Materials provided =>
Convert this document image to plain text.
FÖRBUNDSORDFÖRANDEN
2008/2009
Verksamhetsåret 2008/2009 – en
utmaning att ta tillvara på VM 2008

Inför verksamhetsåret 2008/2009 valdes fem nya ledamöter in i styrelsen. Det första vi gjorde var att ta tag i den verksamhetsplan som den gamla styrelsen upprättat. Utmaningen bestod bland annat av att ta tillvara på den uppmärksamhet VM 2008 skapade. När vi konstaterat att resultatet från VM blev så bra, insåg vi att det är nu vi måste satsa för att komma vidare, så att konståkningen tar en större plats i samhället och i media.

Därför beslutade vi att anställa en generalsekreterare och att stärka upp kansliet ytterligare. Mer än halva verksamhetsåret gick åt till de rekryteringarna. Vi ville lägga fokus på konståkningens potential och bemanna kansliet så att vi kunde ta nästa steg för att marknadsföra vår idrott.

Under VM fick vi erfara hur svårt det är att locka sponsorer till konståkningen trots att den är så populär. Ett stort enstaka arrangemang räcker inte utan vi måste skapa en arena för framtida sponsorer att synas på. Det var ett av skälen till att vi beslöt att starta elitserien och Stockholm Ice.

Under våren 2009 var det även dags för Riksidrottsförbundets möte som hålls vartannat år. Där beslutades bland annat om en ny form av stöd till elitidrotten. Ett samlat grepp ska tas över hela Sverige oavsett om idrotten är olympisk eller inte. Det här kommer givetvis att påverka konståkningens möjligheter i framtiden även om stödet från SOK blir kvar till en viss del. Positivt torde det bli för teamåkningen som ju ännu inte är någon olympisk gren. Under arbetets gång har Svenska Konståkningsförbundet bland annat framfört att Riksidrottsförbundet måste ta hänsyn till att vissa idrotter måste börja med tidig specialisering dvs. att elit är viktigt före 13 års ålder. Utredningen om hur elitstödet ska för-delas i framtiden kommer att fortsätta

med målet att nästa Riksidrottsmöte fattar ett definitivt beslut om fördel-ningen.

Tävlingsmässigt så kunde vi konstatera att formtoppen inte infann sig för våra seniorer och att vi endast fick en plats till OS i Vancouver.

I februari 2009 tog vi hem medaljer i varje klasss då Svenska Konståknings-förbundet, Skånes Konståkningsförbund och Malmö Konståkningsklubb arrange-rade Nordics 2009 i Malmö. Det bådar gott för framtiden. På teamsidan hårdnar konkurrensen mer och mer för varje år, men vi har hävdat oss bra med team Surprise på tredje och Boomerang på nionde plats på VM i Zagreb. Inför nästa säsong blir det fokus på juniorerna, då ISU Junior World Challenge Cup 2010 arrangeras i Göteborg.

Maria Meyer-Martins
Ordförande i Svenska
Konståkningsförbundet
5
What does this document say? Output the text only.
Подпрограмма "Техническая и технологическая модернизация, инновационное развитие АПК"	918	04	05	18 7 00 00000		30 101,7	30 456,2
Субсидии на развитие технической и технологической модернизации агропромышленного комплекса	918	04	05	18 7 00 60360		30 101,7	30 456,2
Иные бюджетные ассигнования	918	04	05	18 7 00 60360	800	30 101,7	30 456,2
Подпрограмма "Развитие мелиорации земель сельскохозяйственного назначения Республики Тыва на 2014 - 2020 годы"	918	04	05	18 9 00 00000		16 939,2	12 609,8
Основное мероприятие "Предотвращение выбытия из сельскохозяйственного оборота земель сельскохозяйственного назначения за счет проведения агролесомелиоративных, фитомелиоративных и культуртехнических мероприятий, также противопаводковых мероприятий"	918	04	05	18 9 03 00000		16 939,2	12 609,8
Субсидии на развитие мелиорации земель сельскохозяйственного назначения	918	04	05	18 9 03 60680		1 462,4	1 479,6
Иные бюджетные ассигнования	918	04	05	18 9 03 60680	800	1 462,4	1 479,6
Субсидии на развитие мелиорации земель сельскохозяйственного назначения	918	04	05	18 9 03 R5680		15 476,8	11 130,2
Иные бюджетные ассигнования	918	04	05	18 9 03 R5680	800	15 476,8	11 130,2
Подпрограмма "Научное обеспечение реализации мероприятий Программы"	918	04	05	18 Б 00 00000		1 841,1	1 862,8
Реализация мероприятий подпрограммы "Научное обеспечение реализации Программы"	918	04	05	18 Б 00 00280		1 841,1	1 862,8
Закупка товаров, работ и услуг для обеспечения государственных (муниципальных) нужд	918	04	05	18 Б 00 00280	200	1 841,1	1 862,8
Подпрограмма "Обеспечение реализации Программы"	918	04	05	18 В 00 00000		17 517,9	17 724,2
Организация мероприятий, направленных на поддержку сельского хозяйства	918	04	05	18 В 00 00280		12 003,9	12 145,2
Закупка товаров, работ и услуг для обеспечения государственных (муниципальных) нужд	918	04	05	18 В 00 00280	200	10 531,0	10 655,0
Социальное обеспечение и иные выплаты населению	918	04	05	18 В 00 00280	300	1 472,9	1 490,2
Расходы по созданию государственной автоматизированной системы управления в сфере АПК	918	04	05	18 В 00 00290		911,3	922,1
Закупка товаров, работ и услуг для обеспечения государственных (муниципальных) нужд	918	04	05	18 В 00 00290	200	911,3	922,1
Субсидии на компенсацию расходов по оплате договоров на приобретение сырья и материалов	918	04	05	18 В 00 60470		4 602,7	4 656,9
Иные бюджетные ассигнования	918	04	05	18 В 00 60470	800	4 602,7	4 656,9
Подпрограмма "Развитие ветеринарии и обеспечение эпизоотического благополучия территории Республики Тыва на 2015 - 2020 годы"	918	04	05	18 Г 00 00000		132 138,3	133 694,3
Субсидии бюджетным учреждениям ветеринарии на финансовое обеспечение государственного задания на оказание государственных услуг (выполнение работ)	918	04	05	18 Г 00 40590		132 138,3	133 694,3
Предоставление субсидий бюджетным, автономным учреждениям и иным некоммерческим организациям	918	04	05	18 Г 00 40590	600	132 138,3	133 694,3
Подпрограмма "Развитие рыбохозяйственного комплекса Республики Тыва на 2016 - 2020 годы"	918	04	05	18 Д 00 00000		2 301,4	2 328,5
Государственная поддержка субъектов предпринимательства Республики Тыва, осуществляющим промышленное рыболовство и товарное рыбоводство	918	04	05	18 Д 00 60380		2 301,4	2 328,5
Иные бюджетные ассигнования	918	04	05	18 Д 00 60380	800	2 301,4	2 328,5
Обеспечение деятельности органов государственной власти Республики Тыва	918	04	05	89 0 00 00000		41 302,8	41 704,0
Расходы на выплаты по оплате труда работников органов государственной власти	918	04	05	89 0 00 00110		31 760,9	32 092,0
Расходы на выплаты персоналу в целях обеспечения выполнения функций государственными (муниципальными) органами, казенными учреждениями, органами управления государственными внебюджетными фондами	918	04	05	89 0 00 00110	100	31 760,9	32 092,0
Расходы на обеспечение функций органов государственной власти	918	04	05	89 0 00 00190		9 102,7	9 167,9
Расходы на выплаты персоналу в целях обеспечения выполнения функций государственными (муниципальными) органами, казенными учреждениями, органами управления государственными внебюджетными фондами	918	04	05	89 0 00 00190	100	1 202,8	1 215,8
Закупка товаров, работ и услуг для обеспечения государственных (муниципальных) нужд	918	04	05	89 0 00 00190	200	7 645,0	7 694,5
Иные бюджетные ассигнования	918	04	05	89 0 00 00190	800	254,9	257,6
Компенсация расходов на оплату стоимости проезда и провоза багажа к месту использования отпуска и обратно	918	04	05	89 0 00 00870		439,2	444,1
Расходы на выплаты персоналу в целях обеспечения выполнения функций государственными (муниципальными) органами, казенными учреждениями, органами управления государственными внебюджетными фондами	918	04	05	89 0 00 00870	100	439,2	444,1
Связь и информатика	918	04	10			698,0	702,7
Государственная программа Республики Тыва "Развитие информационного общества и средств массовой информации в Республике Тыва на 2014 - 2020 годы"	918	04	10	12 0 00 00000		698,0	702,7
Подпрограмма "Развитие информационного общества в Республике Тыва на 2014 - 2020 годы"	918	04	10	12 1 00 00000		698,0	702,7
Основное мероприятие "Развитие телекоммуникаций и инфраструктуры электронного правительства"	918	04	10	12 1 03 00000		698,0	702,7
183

Aim of the task => From the data above, copy each line that has the string "общества".

The completed task =>
Государственная программа Республики Тыва "Развитие информационного общества и средств массовой информации в Республике Тыва на 2014 - 2020 годы"	918	04	10	12 0 00 00000		698,0	702,7
Подпрограмма "Развитие информационного общества в Республике Тыва на 2014 - 2020 годы"	918	04	10	12 1 00 00000		698,0	702,7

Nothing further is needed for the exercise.